Requirement: Word for word, give the material below again, minus any images.

Material provided:

BEGIN

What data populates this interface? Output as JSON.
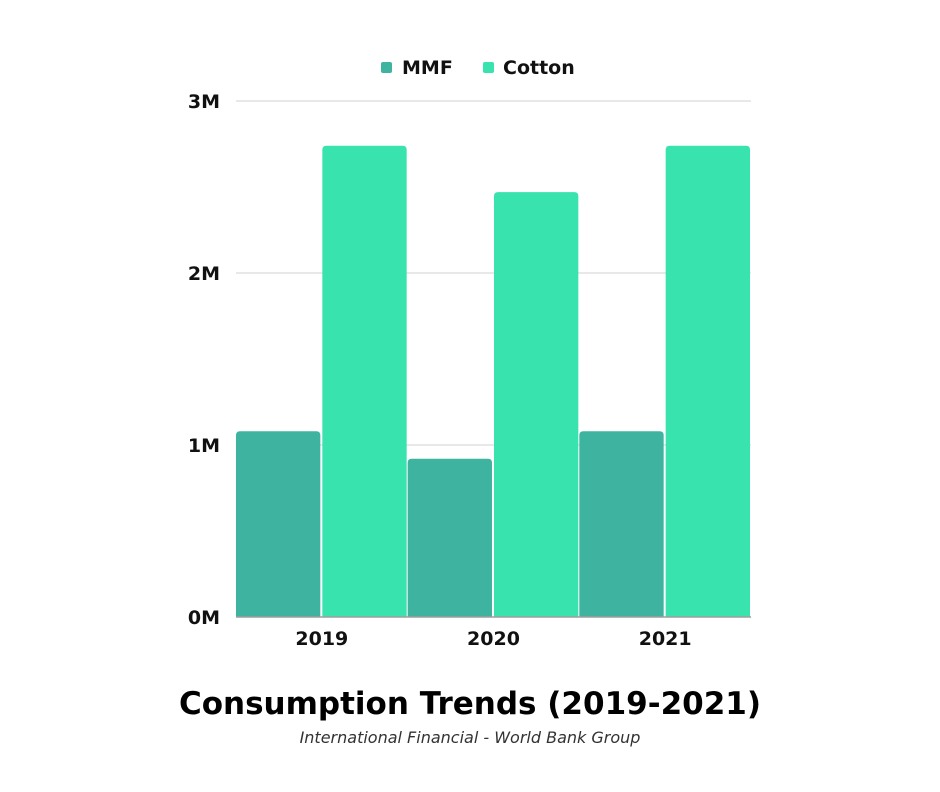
{
  "chart_data": {
    "type": "bar",
    "title": "Consumption Trends (2019-2021)",
    "subtitle": "International Financial - World Bank Group",
    "categories": [
      "2019",
      "2020",
      "2021"
    ],
    "series": [
      {
        "name": "MMF",
        "color": "#3eb4a0",
        "values": [
          1080000,
          920000,
          1080000
        ]
      },
      {
        "name": "Cotton",
        "color": "#39e3ae",
        "values": [
          2740000,
          2470000,
          2740000
        ]
      }
    ],
    "y_ticks": [
      {
        "value": 0,
        "label": "0M"
      },
      {
        "value": 1000000,
        "label": "1M"
      },
      {
        "value": 2000000,
        "label": "2M"
      },
      {
        "value": 3000000,
        "label": "3M"
      }
    ],
    "ylim": [
      0,
      3000000
    ],
    "grid": true,
    "legend_position": "top-center",
    "grid_color": "#e0e0e0"
  }
}
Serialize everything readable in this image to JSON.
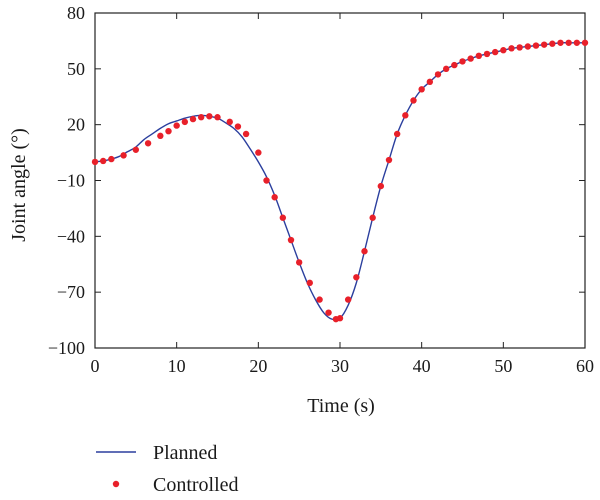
{
  "chart_data": {
    "type": "line",
    "title": "",
    "xlabel": "Time (s)",
    "ylabel": "Joint angle (°)",
    "xlim": [
      0,
      60
    ],
    "ylim": [
      -100,
      80
    ],
    "xticks": [
      0,
      10,
      20,
      30,
      40,
      50,
      60
    ],
    "yticks": [
      80,
      50,
      20,
      -10,
      -40,
      -70,
      -100
    ],
    "xtick_labels": [
      "0",
      "10",
      "20",
      "30",
      "40",
      "50",
      "60"
    ],
    "ytick_labels": [
      "80",
      "50",
      "20",
      "−10",
      "−40",
      "−70",
      "−100"
    ],
    "grid": false,
    "legend_position": "below",
    "x": [
      0,
      1,
      2,
      3,
      4,
      5,
      6,
      7,
      8,
      9,
      10,
      11,
      12,
      13,
      14,
      15,
      16,
      17,
      18,
      19,
      20,
      21,
      22,
      23,
      24,
      25,
      26,
      27,
      28,
      29,
      30,
      31,
      32,
      33,
      34,
      35,
      36,
      37,
      38,
      39,
      40,
      41,
      42,
      43,
      44,
      45,
      46,
      47,
      48,
      49,
      50,
      51,
      52,
      53,
      54,
      55,
      56,
      57,
      58,
      59,
      60
    ],
    "series": [
      {
        "name": "Planned",
        "style": "line",
        "color": "#2b3f9e",
        "values": [
          0,
          0.5,
          1.5,
          3,
          5.5,
          8,
          12,
          15,
          18,
          20.5,
          22,
          23.5,
          24.5,
          25,
          24.5,
          23.5,
          21,
          18,
          13.5,
          7,
          0,
          -8,
          -18,
          -30,
          -42,
          -54,
          -65,
          -74,
          -81,
          -84.5,
          -84,
          -77,
          -65,
          -48,
          -30,
          -13,
          1,
          15,
          25,
          33,
          39,
          43,
          47,
          50,
          52,
          54,
          55.5,
          57,
          58,
          59,
          60,
          61,
          61.5,
          62,
          62.5,
          63,
          63.5,
          64,
          64,
          64,
          64
        ]
      },
      {
        "name": "Controlled",
        "style": "markers",
        "color": "#e8202a",
        "x": [
          0,
          1,
          2,
          3.5,
          5,
          6.5,
          8,
          9,
          10,
          11,
          12,
          13,
          14,
          15,
          16.5,
          17.5,
          18.5,
          20,
          21,
          22,
          23,
          24,
          25,
          26.3,
          27.5,
          28.6,
          29.5,
          30,
          31,
          32,
          33,
          34,
          35,
          36,
          37,
          38,
          39,
          40,
          41,
          42,
          43,
          44,
          45,
          46,
          47,
          48,
          49,
          50,
          51,
          52,
          53,
          54,
          55,
          56,
          57,
          58,
          59,
          60
        ],
        "values": [
          0,
          0.5,
          1.5,
          3.5,
          6.5,
          10,
          14,
          16.5,
          19.5,
          21.5,
          23,
          24,
          24.5,
          24,
          21.5,
          19,
          15,
          5,
          -10,
          -19,
          -30,
          -42,
          -54,
          -65,
          -74,
          -81,
          -84.5,
          -84,
          -74,
          -62,
          -48,
          -30,
          -13,
          1,
          15,
          25,
          33,
          39,
          43,
          47,
          50,
          52,
          54,
          55.5,
          57,
          58,
          59,
          60,
          61,
          61.5,
          62,
          62.5,
          63,
          63.5,
          64,
          64,
          64,
          64
        ]
      }
    ]
  }
}
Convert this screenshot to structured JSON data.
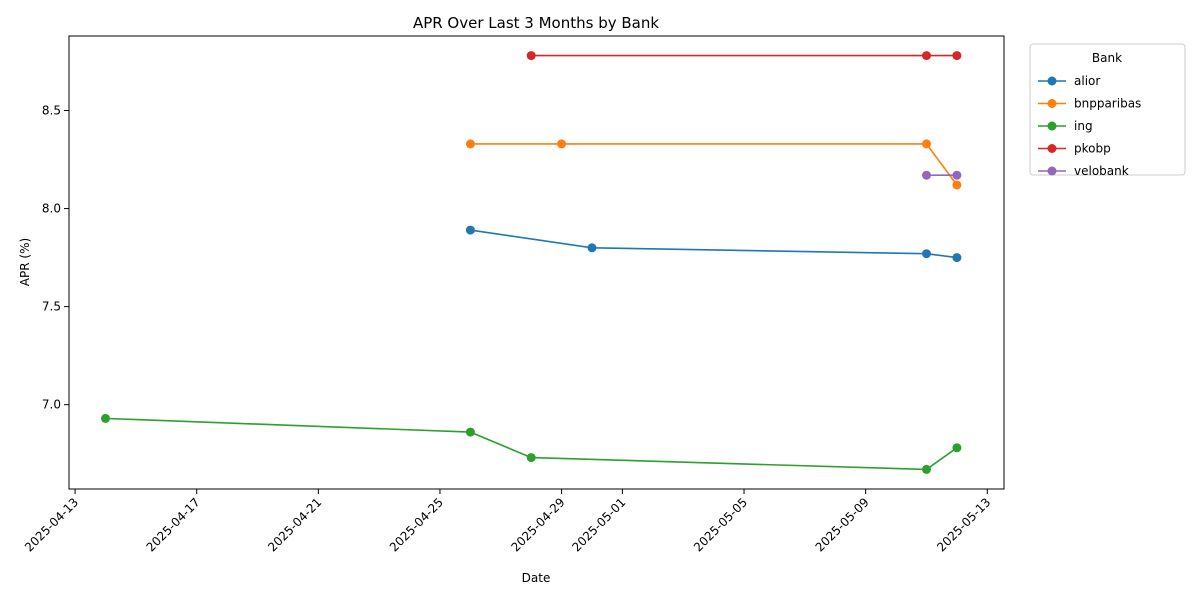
{
  "chart_data": {
    "type": "line",
    "title": "APR Over Last 3 Months by Bank",
    "xlabel": "Date",
    "ylabel": "APR (%)",
    "x_is_date": true,
    "xlim": [
      "2025-04-13",
      "2025-05-13"
    ],
    "ylim": [
      6.57,
      8.88
    ],
    "x_ticks": [
      "2025-04-13",
      "2025-04-17",
      "2025-04-21",
      "2025-04-25",
      "2025-04-29",
      "2025-05-01",
      "2025-05-05",
      "2025-05-09",
      "2025-05-13"
    ],
    "y_ticks": [
      "7.0",
      "7.5",
      "8.0",
      "8.5"
    ],
    "grid": false,
    "legend": {
      "title": "Bank",
      "placement": "outside-top-right"
    },
    "series": [
      {
        "name": "alior",
        "color": "#1f77b4",
        "points": [
          {
            "x": "2025-04-26",
            "y": 7.89
          },
          {
            "x": "2025-04-30",
            "y": 7.8
          },
          {
            "x": "2025-05-11",
            "y": 7.77
          },
          {
            "x": "2025-05-12",
            "y": 7.75
          }
        ]
      },
      {
        "name": "bnpparibas",
        "color": "#ff7f0e",
        "points": [
          {
            "x": "2025-04-26",
            "y": 8.33
          },
          {
            "x": "2025-04-29",
            "y": 8.33
          },
          {
            "x": "2025-05-11",
            "y": 8.33
          },
          {
            "x": "2025-05-12",
            "y": 8.12
          }
        ]
      },
      {
        "name": "ing",
        "color": "#2ca02c",
        "points": [
          {
            "x": "2025-04-14",
            "y": 6.93
          },
          {
            "x": "2025-04-26",
            "y": 6.86
          },
          {
            "x": "2025-04-28",
            "y": 6.73
          },
          {
            "x": "2025-05-11",
            "y": 6.67
          },
          {
            "x": "2025-05-12",
            "y": 6.78
          }
        ]
      },
      {
        "name": "pkobp",
        "color": "#d62728",
        "points": [
          {
            "x": "2025-04-28",
            "y": 8.78
          },
          {
            "x": "2025-05-11",
            "y": 8.78
          },
          {
            "x": "2025-05-12",
            "y": 8.78
          }
        ]
      },
      {
        "name": "velobank",
        "color": "#9467bd",
        "points": [
          {
            "x": "2025-05-11",
            "y": 8.17
          },
          {
            "x": "2025-05-12",
            "y": 8.17
          }
        ]
      }
    ]
  }
}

END

Problem solution:
What data populates this interface? Output as JSON.
{
  "chart_data": {
    "type": "bar",
    "title": "Consumption Trends (2019-2021)",
    "subtitle": "International Financial - World Bank Group",
    "categories": [
      "2019",
      "2020",
      "2021"
    ],
    "series": [
      {
        "name": "MMF",
        "color": "#3eb4a0",
        "values": [
          1080000,
          920000,
          1080000
        ]
      },
      {
        "name": "Cotton",
        "color": "#39e3ae",
        "values": [
          2740000,
          2470000,
          2740000
        ]
      }
    ],
    "y_ticks": [
      {
        "value": 0,
        "label": "0M"
      },
      {
        "value": 1000000,
        "label": "1M"
      },
      {
        "value": 2000000,
        "label": "2M"
      },
      {
        "value": 3000000,
        "label": "3M"
      }
    ],
    "ylim": [
      0,
      3000000
    ],
    "grid": true,
    "legend_position": "top-center",
    "grid_color": "#e0e0e0"
  }
}
Serialize everything readable in this image to JSON.
{
  "chart_data": {
    "type": "line",
    "title": "",
    "xlabel": "Time (s)",
    "ylabel": "Joint angle (°)",
    "xlim": [
      0,
      60
    ],
    "ylim": [
      -100,
      80
    ],
    "xticks": [
      0,
      10,
      20,
      30,
      40,
      50,
      60
    ],
    "yticks": [
      80,
      50,
      20,
      -10,
      -40,
      -70,
      -100
    ],
    "xtick_labels": [
      "0",
      "10",
      "20",
      "30",
      "40",
      "50",
      "60"
    ],
    "ytick_labels": [
      "80",
      "50",
      "20",
      "−10",
      "−40",
      "−70",
      "−100"
    ],
    "grid": false,
    "legend_position": "below",
    "x": [
      0,
      1,
      2,
      3,
      4,
      5,
      6,
      7,
      8,
      9,
      10,
      11,
      12,
      13,
      14,
      15,
      16,
      17,
      18,
      19,
      20,
      21,
      22,
      23,
      24,
      25,
      26,
      27,
      28,
      29,
      30,
      31,
      32,
      33,
      34,
      35,
      36,
      37,
      38,
      39,
      40,
      41,
      42,
      43,
      44,
      45,
      46,
      47,
      48,
      49,
      50,
      51,
      52,
      53,
      54,
      55,
      56,
      57,
      58,
      59,
      60
    ],
    "series": [
      {
        "name": "Planned",
        "style": "line",
        "color": "#2b3f9e",
        "values": [
          0,
          0.5,
          1.5,
          3,
          5.5,
          8,
          12,
          15,
          18,
          20.5,
          22,
          23.5,
          24.5,
          25,
          24.5,
          23.5,
          21,
          18,
          13.5,
          7,
          0,
          -8,
          -18,
          -30,
          -42,
          -54,
          -65,
          -74,
          -81,
          -84.5,
          -84,
          -77,
          -65,
          -48,
          -30,
          -13,
          1,
          15,
          25,
          33,
          39,
          43,
          47,
          50,
          52,
          54,
          55.5,
          57,
          58,
          59,
          60,
          61,
          61.5,
          62,
          62.5,
          63,
          63.5,
          64,
          64,
          64,
          64
        ]
      },
      {
        "name": "Controlled",
        "style": "markers",
        "color": "#e8202a",
        "x": [
          0,
          1,
          2,
          3.5,
          5,
          6.5,
          8,
          9,
          10,
          11,
          12,
          13,
          14,
          15,
          16.5,
          17.5,
          18.5,
          20,
          21,
          22,
          23,
          24,
          25,
          26.3,
          27.5,
          28.6,
          29.5,
          30,
          31,
          32,
          33,
          34,
          35,
          36,
          37,
          38,
          39,
          40,
          41,
          42,
          43,
          44,
          45,
          46,
          47,
          48,
          49,
          50,
          51,
          52,
          53,
          54,
          55,
          56,
          57,
          58,
          59,
          60
        ],
        "values": [
          0,
          0.5,
          1.5,
          3.5,
          6.5,
          10,
          14,
          16.5,
          19.5,
          21.5,
          23,
          24,
          24.5,
          24,
          21.5,
          19,
          15,
          5,
          -10,
          -19,
          -30,
          -42,
          -54,
          -65,
          -74,
          -81,
          -84.5,
          -84,
          -74,
          -62,
          -48,
          -30,
          -13,
          1,
          15,
          25,
          33,
          39,
          43,
          47,
          50,
          52,
          54,
          55.5,
          57,
          58,
          59,
          60,
          61,
          61.5,
          62,
          62.5,
          63,
          63.5,
          64,
          64,
          64,
          64
        ]
      }
    ]
  }
}
Convert this screenshot to structured JSON data.
{
  "chart_data": {
    "type": "line",
    "title": "APR Over Last 3 Months by Bank",
    "xlabel": "Date",
    "ylabel": "APR (%)",
    "x_is_date": true,
    "xlim": [
      "2025-04-13",
      "2025-05-13"
    ],
    "ylim": [
      6.57,
      8.88
    ],
    "x_ticks": [
      "2025-04-13",
      "2025-04-17",
      "2025-04-21",
      "2025-04-25",
      "2025-04-29",
      "2025-05-01",
      "2025-05-05",
      "2025-05-09",
      "2025-05-13"
    ],
    "y_ticks": [
      "7.0",
      "7.5",
      "8.0",
      "8.5"
    ],
    "grid": false,
    "legend": {
      "title": "Bank",
      "placement": "outside-top-right"
    },
    "series": [
      {
        "name": "alior",
        "color": "#1f77b4",
        "points": [
          {
            "x": "2025-04-26",
            "y": 7.89
          },
          {
            "x": "2025-04-30",
            "y": 7.8
          },
          {
            "x": "2025-05-11",
            "y": 7.77
          },
          {
            "x": "2025-05-12",
            "y": 7.75
          }
        ]
      },
      {
        "name": "bnpparibas",
        "color": "#ff7f0e",
        "points": [
          {
            "x": "2025-04-26",
            "y": 8.33
          },
          {
            "x": "2025-04-29",
            "y": 8.33
          },
          {
            "x": "2025-05-11",
            "y": 8.33
          },
          {
            "x": "2025-05-12",
            "y": 8.12
          }
        ]
      },
      {
        "name": "ing",
        "color": "#2ca02c",
        "points": [
          {
            "x": "2025-04-14",
            "y": 6.93
          },
          {
            "x": "2025-04-26",
            "y": 6.86
          },
          {
            "x": "2025-04-28",
            "y": 6.73
          },
          {
            "x": "2025-05-11",
            "y": 6.67
          },
          {
            "x": "2025-05-12",
            "y": 6.78
          }
        ]
      },
      {
        "name": "pkobp",
        "color": "#d62728",
        "points": [
          {
            "x": "2025-04-28",
            "y": 8.78
          },
          {
            "x": "2025-05-11",
            "y": 8.78
          },
          {
            "x": "2025-05-12",
            "y": 8.78
          }
        ]
      },
      {
        "name": "velobank",
        "color": "#9467bd",
        "points": [
          {
            "x": "2025-05-11",
            "y": 8.17
          },
          {
            "x": "2025-05-12",
            "y": 8.17
          }
        ]
      }
    ]
  }
}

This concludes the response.